**Stated exercise**
Leave out the pictures, and quote exactly the lines running from the one with "Convert this document image to plain text." through the last line of the entries below.

**Record extracts**

####

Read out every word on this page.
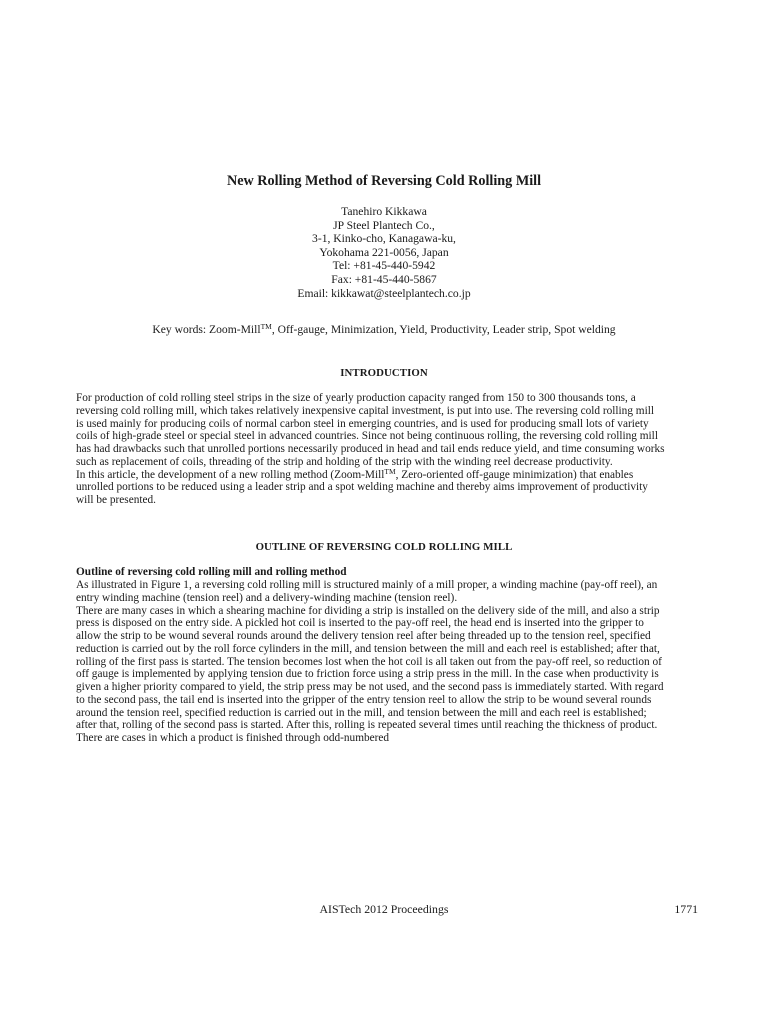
New Rolling Method of Reversing Cold Rolling Mill
Tanehiro Kikkawa
JP Steel Plantech Co.,
3-1, Kinko-cho, Kanagawa-ku,
Yokohama 221-0056, Japan
Tel: +81-45-440-5942
Fax: +81-45-440-5867
Email: kikkawat@steelplantech.co.jp
Key words: Zoom-Mill™, Off-gauge, Minimization, Yield, Productivity, Leader strip, Spot welding
INTRODUCTION
For production of cold rolling steel strips in the size of yearly production capacity ranged from 150 to 300 thousands tons, a
reversing cold rolling mill, which takes relatively inexpensive capital investment, is put into use. The reversing cold rolling mill
is used mainly for producing coils of normal carbon steel in emerging countries, and is used for producing small lots of variety
coils of high-grade steel or special steel in advanced countries. Since not being continuous rolling, the reversing cold rolling mill
has had drawbacks such that unrolled portions necessarily produced in head and tail ends reduce yield, and time consuming works
such as replacement of coils, threading of the strip and holding of the strip with the winding reel decrease productivity.
In this article, the development of a new rolling method (Zoom-Mill™, Zero-oriented off-gauge minimization) that enables
unrolled portions to be reduced using a leader strip and a spot welding machine and thereby aims improvement of productivity
will be presented.
OUTLINE OF REVERSING COLD ROLLING MILL
Outline of reversing cold rolling mill and rolling method
As illustrated in Figure 1, a reversing cold rolling mill is structured mainly of a mill proper, a winding machine (pay-off reel), an
entry winding machine (tension reel) and a delivery-winding machine (tension reel).
There are many cases in which a shearing machine for dividing a strip is installed on the delivery side of the mill, and also a strip
press is disposed on the entry side. A pickled hot coil is inserted to the pay-off reel, the head end is inserted into the gripper to
allow the strip to be wound several rounds around the delivery tension reel after being threaded up to the tension reel, specified
reduction is carried out by the roll force cylinders in the mill, and tension between the mill and each reel is established; after that,
rolling of the first pass is started. The tension becomes lost when the hot coil is all taken out from the pay-off reel, so reduction of
off gauge is implemented by applying tension due to friction force using a strip press in the mill. In the case when productivity is
given a higher priority compared to yield, the strip press may be not used, and the second pass is immediately started. With regard
to the second pass, the tail end is inserted into the gripper of the entry tension reel to allow the strip to be wound several rounds
around the tension reel, specified reduction is carried out in the mill, and tension between the mill and each reel is established;
after that, rolling of the second pass is started. After this, rolling is repeated several times until reaching the thickness of product.
There are cases in which a product is finished through odd-numbered
AISTech 2012 Proceedings	1771
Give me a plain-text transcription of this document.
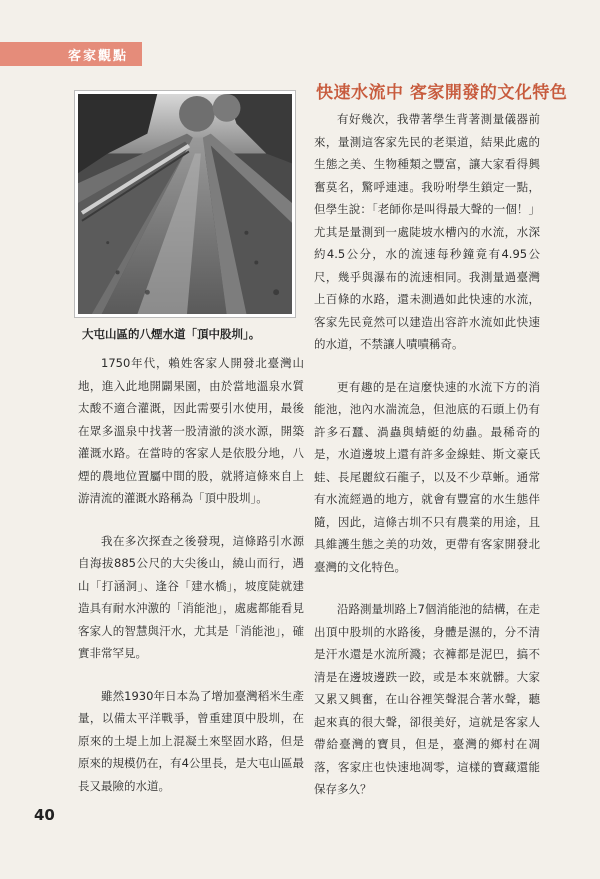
客家觀點
大屯山區的八煙水道「頂中股圳」。
快速水流中 客家開發的文化特色

有好幾次，我帶著學生背著測量儀器前來，量測這客家先民的老渠道，結果此處的生態之美、生物種類之豐富，讓大家看得興奮莫名，驚呼連連。我吩咐學生鎖定一點，但學生說：「老師你是叫得最大聲的一個！」尤其是量測到一處陡坡水槽內的水流，水深約4.5公分，水的流速每秒鐘竟有4.95公尺，幾乎與瀑布的流速相同。我測量過臺灣上百條的水路，還未測過如此快速的水流，客家先民竟然可以建造出容許水流如此快速的水道，不禁讓人嘖嘖稱奇。

更有趣的是在這麼快速的水流下方的消能池，池內水湍流急，但池底的石頭上仍有許多石蠶、渦蟲與蜻蜓的幼蟲。最稀奇的是，水道邊坡上還有許多金線蛙、斯文豪氏蛙、長尾麗紋石龍子，以及不少草蜥。通常有水流經過的地方，就會有豐富的水生態伴隨，因此，這條古圳不只有農業的用途，且具維護生態之美的功效，更帶有客家開發北臺灣的文化特色。

沿路測量圳路上7個消能池的結構，在走出頂中股圳的水路後，身體是濕的，分不清是汗水還是水流所濺；衣褲都是泥巴，搞不清是在邊坡邊跌一跤，或是本來就髒。大家又累又興奮，在山谷裡笑聲混合著水聲，聽起來真的很大聲，卻很美好，這就是客家人帶給臺灣的寶貝，但是，臺灣的鄉村在凋落，客家庄也快速地凋零，這樣的寶藏還能保存多久？

1750年代，賴姓客家人開發北臺灣山地，進入此地開闢果園，由於當地溫泉水質太酸不適合灌溉，因此需要引水使用，最後在眾多溫泉中找著一股清澈的淡水源，開築灌溉水路。在當時的客家人是依股分地，八煙的農地位置屬中間的股，就將這條來自上游清流的灌溉水路稱為「頂中股圳」。

我在多次探查之後發現，這條路引水源自海拔885公尺的大尖後山，繞山而行，遇山「打涵洞」、逢谷「建水橋」，坡度陡就建造具有耐水沖激的「消能池」，處處都能看見客家人的智慧與汗水，尤其是「消能池」，確實非常罕見。

雖然1930年日本為了增加臺灣稻米生產量，以備太平洋戰爭，曾重建頂中股圳，在原來的土堤上加上混凝土來堅固水路，但是原來的規模仍在，有4公里長，是大屯山區最長又最險的水道。

40
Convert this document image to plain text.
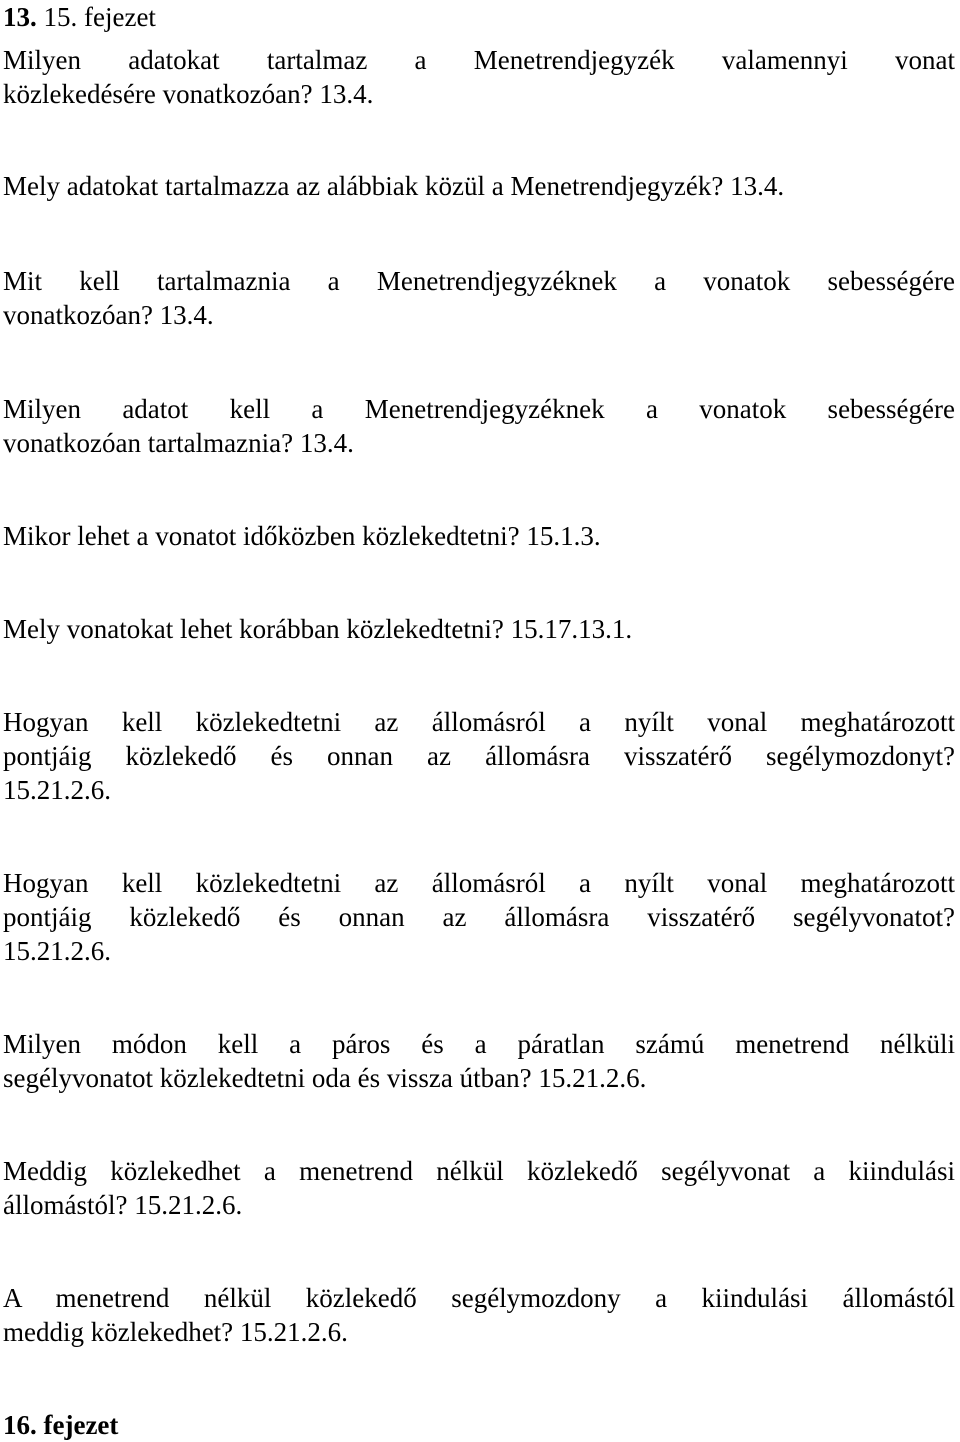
13. 15. fejezet
Milyen adatokat tartalmaz a Menetrendjegyzék valamennyi vonat
közlekedésére vonatkozóan? 13.4.
Mely adatokat tartalmazza az alábbiak közül a Menetrendjegyzék? 13.4.
Mit kell tartalmaznia a Menetrendjegyzéknek a vonatok sebességére
vonatkozóan? 13.4.
Milyen adatot kell a Menetrendjegyzéknek a vonatok sebességére
vonatkozóan tartalmaznia? 13.4.
Mikor lehet a vonatot időközben közlekedtetni? 15.1.3.
Mely vonatokat lehet korábban közlekedtetni? 15.17.13.1.
Hogyan kell közlekedtetni az állomásról a nyílt vonal meghatározott
pontjáig közlekedő és onnan az állomásra visszatérő segélymozdonyt?
15.21.2.6.
Hogyan kell közlekedtetni az állomásról a nyílt vonal meghatározott
pontjáig közlekedő és onnan az állomásra visszatérő segélyvonatot?
15.21.2.6.
Milyen módon kell a páros és a páratlan számú menetrend nélküli
segélyvonatot közlekedtetni oda és vissza útban? 15.21.2.6.
Meddig közlekedhet a menetrend nélkül közlekedő segélyvonat a kiindulási
állomástól? 15.21.2.6.
A menetrend nélkül közlekedő segélymozdony a kiindulási állomástól
meddig közlekedhet? 15.21.2.6.
16. fejezet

####

**Expected output**
Convert this document image to plain text.
13. 15. fejezet
Milyen adatokat tartalmaz a Menetrendjegyzék valamennyi vonat
közlekedésére vonatkozóan? 13.4.
Mely adatokat tartalmazza az alábbiak közül a Menetrendjegyzék? 13.4.
Mit kell tartalmaznia a Menetrendjegyzéknek a vonatok sebességére
vonatkozóan? 13.4.
Milyen adatot kell a Menetrendjegyzéknek a vonatok sebességére
vonatkozóan tartalmaznia? 13.4.
Mikor lehet a vonatot időközben közlekedtetni? 15.1.3.
Mely vonatokat lehet korábban közlekedtetni? 15.17.13.1.
Hogyan kell közlekedtetni az állomásról a nyílt vonal meghatározott
pontjáig közlekedő és onnan az állomásra visszatérő segélymozdonyt?
15.21.2.6.
Hogyan kell közlekedtetni az állomásról a nyílt vonal meghatározott
pontjáig közlekedő és onnan az állomásra visszatérő segélyvonatot?
15.21.2.6.
Milyen módon kell a páros és a páratlan számú menetrend nélküli
segélyvonatot közlekedtetni oda és vissza útban? 15.21.2.6.
Meddig közlekedhet a menetrend nélkül közlekedő segélyvonat a kiindulási
állomástól? 15.21.2.6.
A menetrend nélkül közlekedő segélymozdony a kiindulási állomástól
meddig közlekedhet? 15.21.2.6.
16. fejezet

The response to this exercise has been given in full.